-- START OF DATA SUPPLIED --

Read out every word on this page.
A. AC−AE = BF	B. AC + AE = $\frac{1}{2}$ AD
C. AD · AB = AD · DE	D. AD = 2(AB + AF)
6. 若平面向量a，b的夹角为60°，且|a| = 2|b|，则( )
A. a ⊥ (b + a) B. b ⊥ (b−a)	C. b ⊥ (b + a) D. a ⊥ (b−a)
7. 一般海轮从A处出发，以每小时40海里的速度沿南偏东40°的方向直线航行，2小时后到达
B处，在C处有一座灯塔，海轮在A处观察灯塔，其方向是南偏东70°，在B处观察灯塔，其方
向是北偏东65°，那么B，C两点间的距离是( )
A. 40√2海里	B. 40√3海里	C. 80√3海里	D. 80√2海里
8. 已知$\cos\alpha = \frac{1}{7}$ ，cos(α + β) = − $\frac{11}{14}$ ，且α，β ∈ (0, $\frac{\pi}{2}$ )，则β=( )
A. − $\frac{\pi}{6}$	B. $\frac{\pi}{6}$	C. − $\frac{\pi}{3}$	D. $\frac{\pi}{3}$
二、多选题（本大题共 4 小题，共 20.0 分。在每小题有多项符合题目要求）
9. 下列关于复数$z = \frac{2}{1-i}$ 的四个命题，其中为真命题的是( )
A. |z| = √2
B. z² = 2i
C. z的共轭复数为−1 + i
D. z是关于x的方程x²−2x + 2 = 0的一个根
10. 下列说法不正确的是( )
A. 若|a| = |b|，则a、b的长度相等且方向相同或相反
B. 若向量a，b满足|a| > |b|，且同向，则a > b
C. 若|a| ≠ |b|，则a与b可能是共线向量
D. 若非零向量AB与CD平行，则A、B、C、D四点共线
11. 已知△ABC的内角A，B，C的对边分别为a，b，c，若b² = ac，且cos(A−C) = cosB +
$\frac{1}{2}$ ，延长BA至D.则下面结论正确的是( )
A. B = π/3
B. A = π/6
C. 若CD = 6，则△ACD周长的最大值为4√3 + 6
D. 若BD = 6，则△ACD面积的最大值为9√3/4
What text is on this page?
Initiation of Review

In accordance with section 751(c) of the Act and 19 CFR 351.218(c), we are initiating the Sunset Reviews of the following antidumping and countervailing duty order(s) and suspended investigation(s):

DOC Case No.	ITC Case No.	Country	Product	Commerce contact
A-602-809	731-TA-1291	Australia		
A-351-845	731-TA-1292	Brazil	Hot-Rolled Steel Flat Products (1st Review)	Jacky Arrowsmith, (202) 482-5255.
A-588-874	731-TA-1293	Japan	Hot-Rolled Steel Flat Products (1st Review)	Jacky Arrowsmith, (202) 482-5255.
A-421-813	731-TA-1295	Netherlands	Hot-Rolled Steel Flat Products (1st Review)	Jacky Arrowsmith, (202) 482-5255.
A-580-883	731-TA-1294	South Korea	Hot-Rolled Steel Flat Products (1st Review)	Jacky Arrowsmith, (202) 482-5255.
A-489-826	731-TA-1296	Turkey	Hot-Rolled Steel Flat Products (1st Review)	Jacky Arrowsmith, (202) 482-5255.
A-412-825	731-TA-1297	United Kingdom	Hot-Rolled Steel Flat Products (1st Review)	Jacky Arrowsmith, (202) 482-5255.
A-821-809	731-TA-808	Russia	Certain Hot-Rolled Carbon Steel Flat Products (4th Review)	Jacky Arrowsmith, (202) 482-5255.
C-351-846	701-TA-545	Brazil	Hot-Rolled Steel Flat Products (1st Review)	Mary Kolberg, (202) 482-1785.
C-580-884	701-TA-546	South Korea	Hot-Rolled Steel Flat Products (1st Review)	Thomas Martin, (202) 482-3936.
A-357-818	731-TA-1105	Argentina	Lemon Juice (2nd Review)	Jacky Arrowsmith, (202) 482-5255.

-- END OF DATA SUPPLIED --
-- START OF DATA SUPPLIED --

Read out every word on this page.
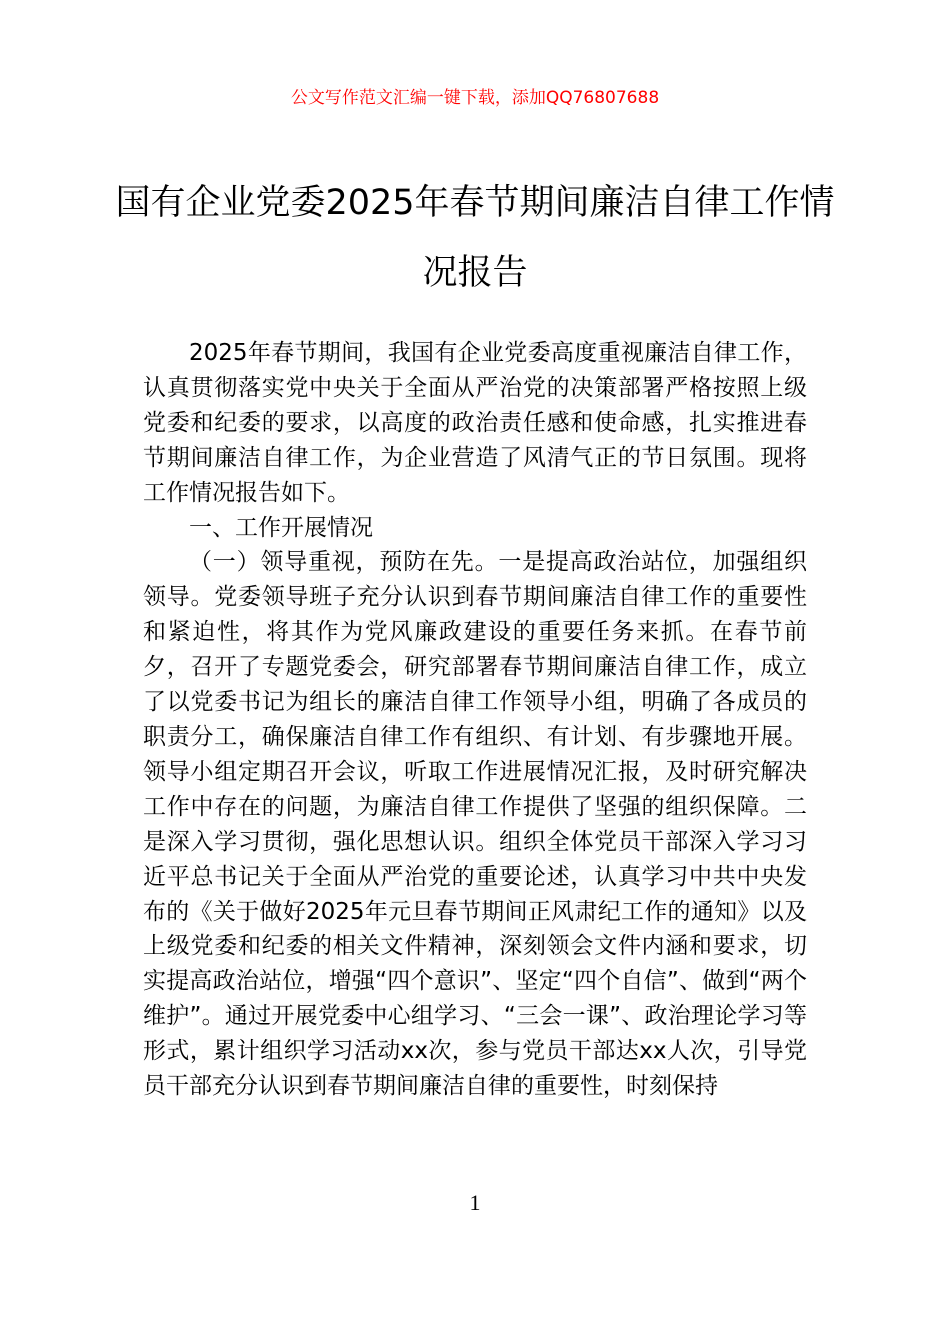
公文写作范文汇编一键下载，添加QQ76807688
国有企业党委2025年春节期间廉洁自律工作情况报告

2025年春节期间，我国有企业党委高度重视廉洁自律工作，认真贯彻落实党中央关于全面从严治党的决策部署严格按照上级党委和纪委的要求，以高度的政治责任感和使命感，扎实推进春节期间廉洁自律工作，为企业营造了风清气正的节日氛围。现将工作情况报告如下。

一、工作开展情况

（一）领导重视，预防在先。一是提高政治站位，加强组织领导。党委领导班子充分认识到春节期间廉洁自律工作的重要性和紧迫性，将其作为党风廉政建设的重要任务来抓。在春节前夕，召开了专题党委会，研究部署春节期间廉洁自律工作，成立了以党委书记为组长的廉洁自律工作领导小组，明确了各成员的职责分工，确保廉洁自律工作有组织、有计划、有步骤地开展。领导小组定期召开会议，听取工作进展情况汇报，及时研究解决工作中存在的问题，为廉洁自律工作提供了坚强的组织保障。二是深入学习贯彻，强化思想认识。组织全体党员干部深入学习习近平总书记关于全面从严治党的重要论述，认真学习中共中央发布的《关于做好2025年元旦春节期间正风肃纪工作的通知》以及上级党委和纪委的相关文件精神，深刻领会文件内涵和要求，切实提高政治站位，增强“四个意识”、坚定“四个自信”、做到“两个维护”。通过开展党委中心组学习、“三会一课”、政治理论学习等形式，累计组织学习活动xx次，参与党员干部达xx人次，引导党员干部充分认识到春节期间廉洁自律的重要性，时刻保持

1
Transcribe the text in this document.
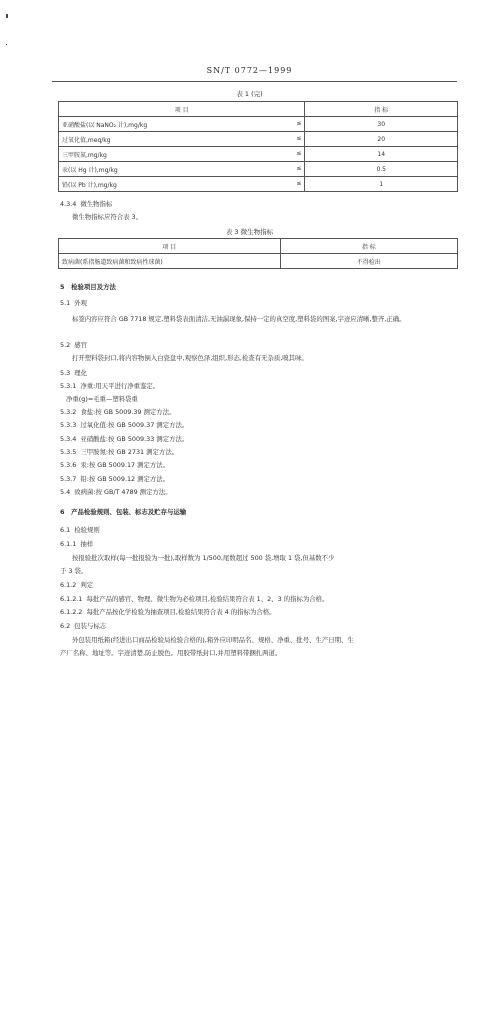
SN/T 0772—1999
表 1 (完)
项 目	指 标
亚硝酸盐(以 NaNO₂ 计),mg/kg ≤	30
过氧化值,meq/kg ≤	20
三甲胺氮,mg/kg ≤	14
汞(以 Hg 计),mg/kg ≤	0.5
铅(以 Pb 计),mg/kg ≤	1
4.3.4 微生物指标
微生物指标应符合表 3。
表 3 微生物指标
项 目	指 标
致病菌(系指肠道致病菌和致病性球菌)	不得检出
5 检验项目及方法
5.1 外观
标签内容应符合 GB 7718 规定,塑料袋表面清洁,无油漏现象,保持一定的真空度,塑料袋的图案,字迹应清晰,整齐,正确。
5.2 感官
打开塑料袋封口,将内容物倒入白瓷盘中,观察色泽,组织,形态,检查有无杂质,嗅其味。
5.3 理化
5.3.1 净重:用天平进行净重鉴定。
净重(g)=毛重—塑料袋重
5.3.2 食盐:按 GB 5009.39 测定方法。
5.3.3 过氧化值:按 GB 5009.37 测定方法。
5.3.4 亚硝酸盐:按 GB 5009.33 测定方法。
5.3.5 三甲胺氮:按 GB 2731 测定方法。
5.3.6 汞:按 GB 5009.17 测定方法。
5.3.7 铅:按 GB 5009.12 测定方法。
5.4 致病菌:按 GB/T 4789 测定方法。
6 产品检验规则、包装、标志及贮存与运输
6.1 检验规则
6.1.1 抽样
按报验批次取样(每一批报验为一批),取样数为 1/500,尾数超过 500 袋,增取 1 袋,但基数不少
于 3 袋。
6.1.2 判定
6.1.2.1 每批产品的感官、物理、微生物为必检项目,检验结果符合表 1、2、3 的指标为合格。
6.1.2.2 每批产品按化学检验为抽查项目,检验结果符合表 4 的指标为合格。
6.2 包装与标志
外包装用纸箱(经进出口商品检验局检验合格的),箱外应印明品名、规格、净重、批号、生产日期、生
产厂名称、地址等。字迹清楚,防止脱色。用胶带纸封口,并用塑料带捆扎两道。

-- END OF DATA SUPPLIED --

## WHAT YOU HAVE TO DO
Copy out each line of the data where the string "Arrowsmith" appears.

## COMPLETE OUTPUT
A-351-845	731-TA-1292	Brazil	Hot-Rolled Steel Flat Products (1st Review)	Jacky Arrowsmith, (202) 482-5255.
A-588-874	731-TA-1293	Japan	Hot-Rolled Steel Flat Products (1st Review)	Jacky Arrowsmith, (202) 482-5255.
A-421-813	731-TA-1295	Netherlands	Hot-Rolled Steel Flat Products (1st Review)	Jacky Arrowsmith, (202) 482-5255.
A-580-883	731-TA-1294	South Korea	Hot-Rolled Steel Flat Products (1st Review)	Jacky Arrowsmith, (202) 482-5255.
A-489-826	731-TA-1296	Turkey	Hot-Rolled Steel Flat Products (1st Review)	Jacky Arrowsmith, (202) 482-5255.
A-412-825	731-TA-1297	United Kingdom	Hot-Rolled Steel Flat Products (1st Review)	Jacky Arrowsmith, (202) 482-5255.
A-821-809	731-TA-808	Russia	Certain Hot-Rolled Carbon Steel Flat Products (4th Review)	Jacky Arrowsmith, (202) 482-5255.
A-357-818	731-TA-1105	Argentina	Lemon Juice (2nd Review)	Jacky Arrowsmith, (202) 482-5255.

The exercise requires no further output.